- Exercise description
Show all lines from the listing below that contain "type".

begin Records shown

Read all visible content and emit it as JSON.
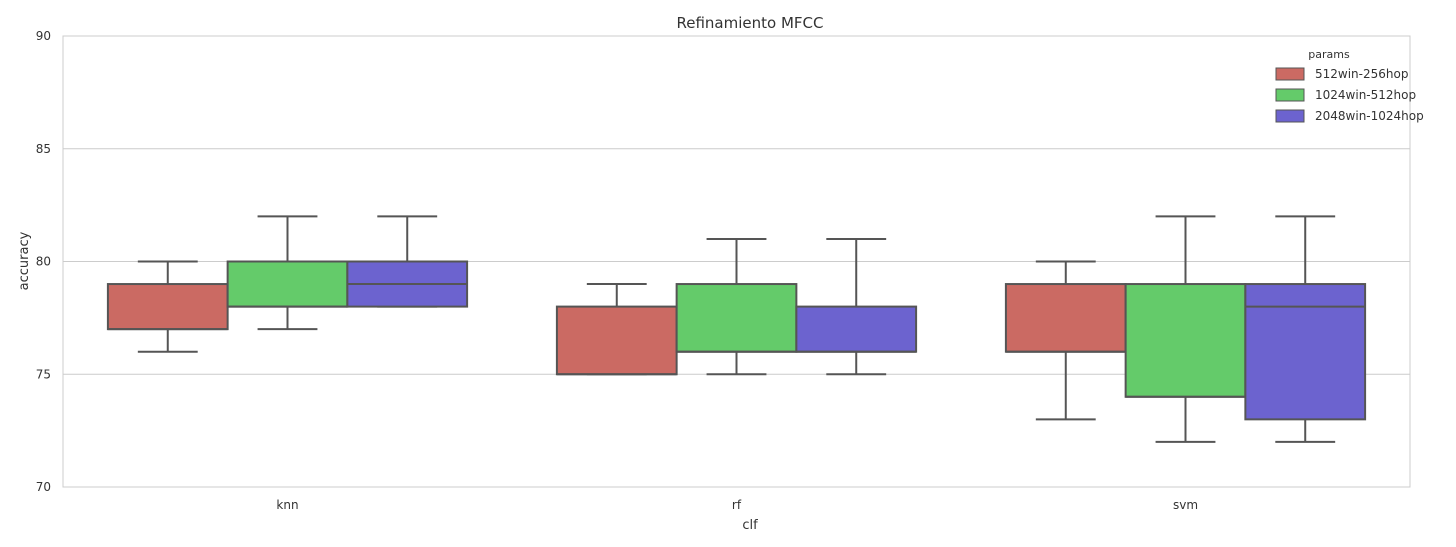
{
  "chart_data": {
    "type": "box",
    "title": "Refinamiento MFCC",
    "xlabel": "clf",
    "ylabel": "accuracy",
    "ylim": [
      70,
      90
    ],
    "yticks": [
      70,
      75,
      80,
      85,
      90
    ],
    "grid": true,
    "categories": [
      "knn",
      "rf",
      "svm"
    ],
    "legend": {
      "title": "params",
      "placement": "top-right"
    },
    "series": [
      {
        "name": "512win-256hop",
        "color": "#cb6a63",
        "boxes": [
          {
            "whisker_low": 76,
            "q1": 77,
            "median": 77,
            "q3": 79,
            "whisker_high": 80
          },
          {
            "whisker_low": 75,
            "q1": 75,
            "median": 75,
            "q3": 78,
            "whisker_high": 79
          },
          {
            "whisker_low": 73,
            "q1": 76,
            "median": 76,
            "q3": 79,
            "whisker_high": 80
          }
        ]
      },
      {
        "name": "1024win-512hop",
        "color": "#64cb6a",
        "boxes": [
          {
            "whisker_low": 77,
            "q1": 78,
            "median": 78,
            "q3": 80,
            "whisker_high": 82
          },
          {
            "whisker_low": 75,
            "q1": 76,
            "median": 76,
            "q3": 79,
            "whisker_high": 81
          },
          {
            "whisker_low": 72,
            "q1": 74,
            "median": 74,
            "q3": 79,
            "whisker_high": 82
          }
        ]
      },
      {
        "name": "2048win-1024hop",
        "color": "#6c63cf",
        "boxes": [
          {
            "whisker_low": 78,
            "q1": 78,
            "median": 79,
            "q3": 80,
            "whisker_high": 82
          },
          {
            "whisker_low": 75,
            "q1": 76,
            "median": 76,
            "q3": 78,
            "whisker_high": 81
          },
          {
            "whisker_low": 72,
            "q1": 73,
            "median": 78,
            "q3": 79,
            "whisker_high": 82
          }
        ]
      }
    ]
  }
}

end Records shown
begin Records shown

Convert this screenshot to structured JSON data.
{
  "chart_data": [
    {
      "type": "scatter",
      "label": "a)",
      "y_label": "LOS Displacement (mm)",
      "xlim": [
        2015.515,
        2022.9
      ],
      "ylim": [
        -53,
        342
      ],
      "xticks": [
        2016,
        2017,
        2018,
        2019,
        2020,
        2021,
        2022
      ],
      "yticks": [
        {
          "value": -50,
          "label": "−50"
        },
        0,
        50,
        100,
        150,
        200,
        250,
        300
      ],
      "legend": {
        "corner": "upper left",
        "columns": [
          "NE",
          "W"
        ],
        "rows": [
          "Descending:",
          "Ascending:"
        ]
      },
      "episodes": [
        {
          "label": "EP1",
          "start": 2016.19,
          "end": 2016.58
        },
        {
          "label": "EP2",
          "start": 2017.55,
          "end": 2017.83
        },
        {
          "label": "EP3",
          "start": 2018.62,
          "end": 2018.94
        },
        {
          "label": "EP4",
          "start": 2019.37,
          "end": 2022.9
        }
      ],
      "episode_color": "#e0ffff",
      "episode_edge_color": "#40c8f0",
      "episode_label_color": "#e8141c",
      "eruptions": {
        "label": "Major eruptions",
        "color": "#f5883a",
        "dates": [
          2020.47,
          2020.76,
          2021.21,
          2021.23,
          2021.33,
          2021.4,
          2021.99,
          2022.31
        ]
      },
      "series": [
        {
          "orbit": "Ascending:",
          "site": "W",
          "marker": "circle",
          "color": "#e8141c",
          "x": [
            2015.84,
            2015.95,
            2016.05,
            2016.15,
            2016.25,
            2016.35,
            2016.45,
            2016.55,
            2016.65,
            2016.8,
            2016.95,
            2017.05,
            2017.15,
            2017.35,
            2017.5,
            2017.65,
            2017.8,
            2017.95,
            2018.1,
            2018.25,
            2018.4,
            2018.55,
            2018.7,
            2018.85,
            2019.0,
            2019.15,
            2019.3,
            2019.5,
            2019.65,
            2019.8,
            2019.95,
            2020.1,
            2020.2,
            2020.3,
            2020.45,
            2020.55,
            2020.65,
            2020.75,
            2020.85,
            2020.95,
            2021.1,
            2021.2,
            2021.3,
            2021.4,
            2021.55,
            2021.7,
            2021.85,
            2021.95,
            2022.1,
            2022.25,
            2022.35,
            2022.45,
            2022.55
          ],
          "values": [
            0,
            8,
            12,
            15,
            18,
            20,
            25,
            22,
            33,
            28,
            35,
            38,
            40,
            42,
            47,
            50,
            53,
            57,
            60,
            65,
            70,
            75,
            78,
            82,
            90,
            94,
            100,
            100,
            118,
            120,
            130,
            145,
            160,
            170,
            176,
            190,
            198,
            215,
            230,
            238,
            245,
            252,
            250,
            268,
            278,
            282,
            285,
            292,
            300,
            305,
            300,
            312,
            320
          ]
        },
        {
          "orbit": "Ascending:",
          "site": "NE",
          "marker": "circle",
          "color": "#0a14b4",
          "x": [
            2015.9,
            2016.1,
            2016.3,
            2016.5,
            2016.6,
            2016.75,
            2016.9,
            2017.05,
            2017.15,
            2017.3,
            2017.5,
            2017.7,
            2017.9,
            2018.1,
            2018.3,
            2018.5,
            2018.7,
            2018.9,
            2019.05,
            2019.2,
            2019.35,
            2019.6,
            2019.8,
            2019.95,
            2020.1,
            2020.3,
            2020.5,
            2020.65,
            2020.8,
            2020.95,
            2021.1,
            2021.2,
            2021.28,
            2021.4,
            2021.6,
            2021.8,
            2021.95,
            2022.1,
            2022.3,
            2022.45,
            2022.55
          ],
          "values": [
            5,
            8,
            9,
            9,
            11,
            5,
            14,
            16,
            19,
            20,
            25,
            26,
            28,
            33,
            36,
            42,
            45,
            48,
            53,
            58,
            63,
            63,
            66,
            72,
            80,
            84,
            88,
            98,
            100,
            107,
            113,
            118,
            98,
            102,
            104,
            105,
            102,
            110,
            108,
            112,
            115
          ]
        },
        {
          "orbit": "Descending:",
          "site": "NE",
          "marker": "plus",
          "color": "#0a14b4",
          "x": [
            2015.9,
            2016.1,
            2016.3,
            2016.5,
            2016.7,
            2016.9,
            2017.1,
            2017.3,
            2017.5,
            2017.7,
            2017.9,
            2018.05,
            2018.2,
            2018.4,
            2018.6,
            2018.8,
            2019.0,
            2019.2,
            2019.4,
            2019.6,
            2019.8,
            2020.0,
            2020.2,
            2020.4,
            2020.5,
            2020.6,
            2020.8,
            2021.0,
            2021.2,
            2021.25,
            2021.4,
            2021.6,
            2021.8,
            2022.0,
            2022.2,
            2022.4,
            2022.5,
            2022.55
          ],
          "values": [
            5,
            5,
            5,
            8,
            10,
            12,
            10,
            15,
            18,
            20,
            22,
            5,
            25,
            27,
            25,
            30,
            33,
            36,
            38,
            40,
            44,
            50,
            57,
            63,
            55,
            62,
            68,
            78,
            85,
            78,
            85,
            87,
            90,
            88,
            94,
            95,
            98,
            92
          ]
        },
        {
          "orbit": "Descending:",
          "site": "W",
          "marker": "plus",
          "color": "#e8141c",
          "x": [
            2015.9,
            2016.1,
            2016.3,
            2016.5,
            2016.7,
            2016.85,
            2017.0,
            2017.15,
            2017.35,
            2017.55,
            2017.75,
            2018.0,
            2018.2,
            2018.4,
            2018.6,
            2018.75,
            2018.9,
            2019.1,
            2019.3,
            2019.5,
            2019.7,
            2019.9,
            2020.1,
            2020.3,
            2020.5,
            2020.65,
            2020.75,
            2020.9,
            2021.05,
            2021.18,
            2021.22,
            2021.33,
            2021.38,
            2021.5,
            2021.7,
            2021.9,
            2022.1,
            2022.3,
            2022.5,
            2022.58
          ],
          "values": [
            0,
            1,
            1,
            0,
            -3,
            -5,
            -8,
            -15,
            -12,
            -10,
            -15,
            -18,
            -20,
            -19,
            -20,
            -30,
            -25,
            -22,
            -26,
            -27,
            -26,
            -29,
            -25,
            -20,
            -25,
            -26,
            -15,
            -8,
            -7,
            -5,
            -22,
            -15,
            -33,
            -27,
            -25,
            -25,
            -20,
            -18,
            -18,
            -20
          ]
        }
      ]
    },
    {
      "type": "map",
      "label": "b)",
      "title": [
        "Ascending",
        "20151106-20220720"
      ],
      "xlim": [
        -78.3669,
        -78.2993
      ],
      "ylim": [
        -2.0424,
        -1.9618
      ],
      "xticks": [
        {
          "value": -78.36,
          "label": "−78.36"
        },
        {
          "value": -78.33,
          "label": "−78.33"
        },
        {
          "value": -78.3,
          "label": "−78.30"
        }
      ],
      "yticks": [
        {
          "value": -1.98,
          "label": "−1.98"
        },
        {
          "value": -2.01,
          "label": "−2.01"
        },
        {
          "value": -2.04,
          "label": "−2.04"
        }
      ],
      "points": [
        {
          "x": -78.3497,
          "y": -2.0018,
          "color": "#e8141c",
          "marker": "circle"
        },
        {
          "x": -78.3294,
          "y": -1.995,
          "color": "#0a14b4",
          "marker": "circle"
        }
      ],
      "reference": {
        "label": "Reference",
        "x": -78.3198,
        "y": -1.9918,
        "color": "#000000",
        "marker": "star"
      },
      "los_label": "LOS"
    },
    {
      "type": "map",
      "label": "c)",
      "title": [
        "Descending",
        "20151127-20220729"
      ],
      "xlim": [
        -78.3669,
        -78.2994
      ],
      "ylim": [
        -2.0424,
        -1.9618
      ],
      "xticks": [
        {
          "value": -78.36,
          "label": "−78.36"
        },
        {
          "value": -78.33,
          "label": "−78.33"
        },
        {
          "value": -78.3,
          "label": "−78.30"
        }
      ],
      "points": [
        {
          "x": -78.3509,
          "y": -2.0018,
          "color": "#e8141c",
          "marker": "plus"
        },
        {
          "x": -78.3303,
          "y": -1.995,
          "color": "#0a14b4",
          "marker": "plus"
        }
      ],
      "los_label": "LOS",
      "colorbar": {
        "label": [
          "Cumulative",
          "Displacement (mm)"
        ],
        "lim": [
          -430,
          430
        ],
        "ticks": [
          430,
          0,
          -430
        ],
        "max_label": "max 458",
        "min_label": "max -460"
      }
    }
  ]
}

end Records shown

- Task answer
    "type": "box",
      "type": "scatter",
      "type": "map",
      "type": "map",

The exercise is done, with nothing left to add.